*Prompt:* Retype everything from the start of the listing down to and including the line containing "no-button[interactable]: No: [203, 260, 279, 281]", character for character.

Collected data entries
* begin *
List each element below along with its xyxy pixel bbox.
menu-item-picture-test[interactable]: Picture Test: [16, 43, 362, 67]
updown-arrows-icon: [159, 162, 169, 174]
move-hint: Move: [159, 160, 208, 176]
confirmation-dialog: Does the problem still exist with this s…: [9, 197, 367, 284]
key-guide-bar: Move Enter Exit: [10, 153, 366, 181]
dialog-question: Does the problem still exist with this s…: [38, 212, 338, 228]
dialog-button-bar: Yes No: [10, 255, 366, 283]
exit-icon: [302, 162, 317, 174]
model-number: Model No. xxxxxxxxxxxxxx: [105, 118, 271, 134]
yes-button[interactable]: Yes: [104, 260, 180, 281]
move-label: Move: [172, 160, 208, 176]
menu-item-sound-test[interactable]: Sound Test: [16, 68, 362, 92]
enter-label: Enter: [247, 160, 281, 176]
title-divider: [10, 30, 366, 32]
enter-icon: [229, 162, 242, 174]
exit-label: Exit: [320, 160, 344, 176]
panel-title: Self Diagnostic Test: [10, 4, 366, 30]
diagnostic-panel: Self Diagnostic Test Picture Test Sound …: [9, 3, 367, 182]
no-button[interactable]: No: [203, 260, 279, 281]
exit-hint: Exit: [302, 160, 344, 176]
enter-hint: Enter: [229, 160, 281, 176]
* end *
*Response:*
List each element below along with its xyxy pixel bbox.
menu-item-picture-test[interactable]: Picture Test: [16, 43, 362, 67]
updown-arrows-icon: [159, 162, 169, 174]
move-hint: Move: [159, 160, 208, 176]
confirmation-dialog: Does the problem still exist with this s…: [9, 197, 367, 284]
key-guide-bar: Move Enter Exit: [10, 153, 366, 181]
dialog-question: Does the problem still exist with this s…: [38, 212, 338, 228]
dialog-button-bar: Yes No: [10, 255, 366, 283]
exit-icon: [302, 162, 317, 174]
model-number: Model No. xxxxxxxxxxxxxx: [105, 118, 271, 134]
yes-button[interactable]: Yes: [104, 260, 180, 281]
move-label: Move: [172, 160, 208, 176]
menu-item-sound-test[interactable]: Sound Test: [16, 68, 362, 92]
enter-label: Enter: [247, 160, 281, 176]
title-divider: [10, 30, 366, 32]
enter-icon: [229, 162, 242, 174]
exit-label: Exit: [320, 160, 344, 176]
panel-title: Self Diagnostic Test: [10, 4, 366, 30]
diagnostic-panel: Self Diagnostic Test Picture Test Sound …: [9, 3, 367, 182]
no-button[interactable]: No: [203, 260, 279, 281]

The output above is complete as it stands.